Given instruction:
All of the records below should be output exactly.

[start]

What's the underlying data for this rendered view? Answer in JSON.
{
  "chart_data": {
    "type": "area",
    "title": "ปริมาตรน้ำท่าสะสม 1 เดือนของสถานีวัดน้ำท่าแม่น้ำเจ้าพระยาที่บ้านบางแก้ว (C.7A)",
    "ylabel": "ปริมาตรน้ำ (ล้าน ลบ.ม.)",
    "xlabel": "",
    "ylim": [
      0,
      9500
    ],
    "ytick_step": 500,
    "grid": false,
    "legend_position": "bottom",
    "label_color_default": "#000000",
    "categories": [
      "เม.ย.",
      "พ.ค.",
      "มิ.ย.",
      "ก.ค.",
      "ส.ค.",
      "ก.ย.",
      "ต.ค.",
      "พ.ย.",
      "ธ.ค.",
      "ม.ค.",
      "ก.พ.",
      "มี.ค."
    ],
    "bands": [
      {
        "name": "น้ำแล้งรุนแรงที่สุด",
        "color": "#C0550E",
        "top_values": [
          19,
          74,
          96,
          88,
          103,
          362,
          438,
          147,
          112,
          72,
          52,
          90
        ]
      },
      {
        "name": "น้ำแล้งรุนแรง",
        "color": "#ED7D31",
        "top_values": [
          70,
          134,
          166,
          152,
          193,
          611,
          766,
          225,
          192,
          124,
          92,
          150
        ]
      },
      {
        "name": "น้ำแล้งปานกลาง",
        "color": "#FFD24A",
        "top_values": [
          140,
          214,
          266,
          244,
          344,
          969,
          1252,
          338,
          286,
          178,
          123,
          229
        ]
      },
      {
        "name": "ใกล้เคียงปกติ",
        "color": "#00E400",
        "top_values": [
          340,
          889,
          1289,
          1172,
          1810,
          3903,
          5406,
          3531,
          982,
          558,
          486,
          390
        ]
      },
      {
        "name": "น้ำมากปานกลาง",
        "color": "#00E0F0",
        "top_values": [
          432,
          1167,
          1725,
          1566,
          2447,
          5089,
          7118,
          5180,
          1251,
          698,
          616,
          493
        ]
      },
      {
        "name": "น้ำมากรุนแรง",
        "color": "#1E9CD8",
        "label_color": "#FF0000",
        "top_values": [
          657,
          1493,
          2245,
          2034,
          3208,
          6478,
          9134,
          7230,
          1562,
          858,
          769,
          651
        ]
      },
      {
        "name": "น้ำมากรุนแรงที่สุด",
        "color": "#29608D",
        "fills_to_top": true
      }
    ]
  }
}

[end]

Problem solution:
What's the underlying data for this rendered view? Answer in JSON.
{
  "chart_data": {
    "type": "area",
    "title": "ปริมาตรน้ำท่าสะสม 1 เดือนของสถานีวัดน้ำท่าแม่น้ำเจ้าพระยาที่บ้านบางแก้ว (C.7A)",
    "ylabel": "ปริมาตรน้ำ (ล้าน ลบ.ม.)",
    "xlabel": "",
    "ylim": [
      0,
      9500
    ],
    "ytick_step": 500,
    "grid": false,
    "legend_position": "bottom",
    "label_color_default": "#000000",
    "categories": [
      "เม.ย.",
      "พ.ค.",
      "มิ.ย.",
      "ก.ค.",
      "ส.ค.",
      "ก.ย.",
      "ต.ค.",
      "พ.ย.",
      "ธ.ค.",
      "ม.ค.",
      "ก.พ.",
      "มี.ค."
    ],
    "bands": [
      {
        "name": "น้ำแล้งรุนแรงที่สุด",
        "color": "#C0550E",
        "top_values": [
          19,
          74,
          96,
          88,
          103,
          362,
          438,
          147,
          112,
          72,
          52,
          90
        ]
      },
      {
        "name": "น้ำแล้งรุนแรง",
        "color": "#ED7D31",
        "top_values": [
          70,
          134,
          166,
          152,
          193,
          611,
          766,
          225,
          192,
          124,
          92,
          150
        ]
      },
      {
        "name": "น้ำแล้งปานกลาง",
        "color": "#FFD24A",
        "top_values": [
          140,
          214,
          266,
          244,
          344,
          969,
          1252,
          338,
          286,
          178,
          123,
          229
        ]
      },
      {
        "name": "ใกล้เคียงปกติ",
        "color": "#00E400",
        "top_values": [
          340,
          889,
          1289,
          1172,
          1810,
          3903,
          5406,
          3531,
          982,
          558,
          486,
          390
        ]
      },
      {
        "name": "น้ำมากปานกลาง",
        "color": "#00E0F0",
        "top_values": [
          432,
          1167,
          1725,
          1566,
          2447,
          5089,
          7118,
          5180,
          1251,
          698,
          616,
          493
        ]
      },
      {
        "name": "น้ำมากรุนแรง",
        "color": "#1E9CD8",
        "label_color": "#FF0000",
        "top_values": [
          657,
          1493,
          2245,
          2034,
          3208,
          6478,
          9134,
          7230,
          1562,
          858,
          769,
          651
        ]
      },
      {
        "name": "น้ำมากรุนแรงที่สุด",
        "color": "#29608D",
        "fills_to_top": true
      }
    ]
  }
}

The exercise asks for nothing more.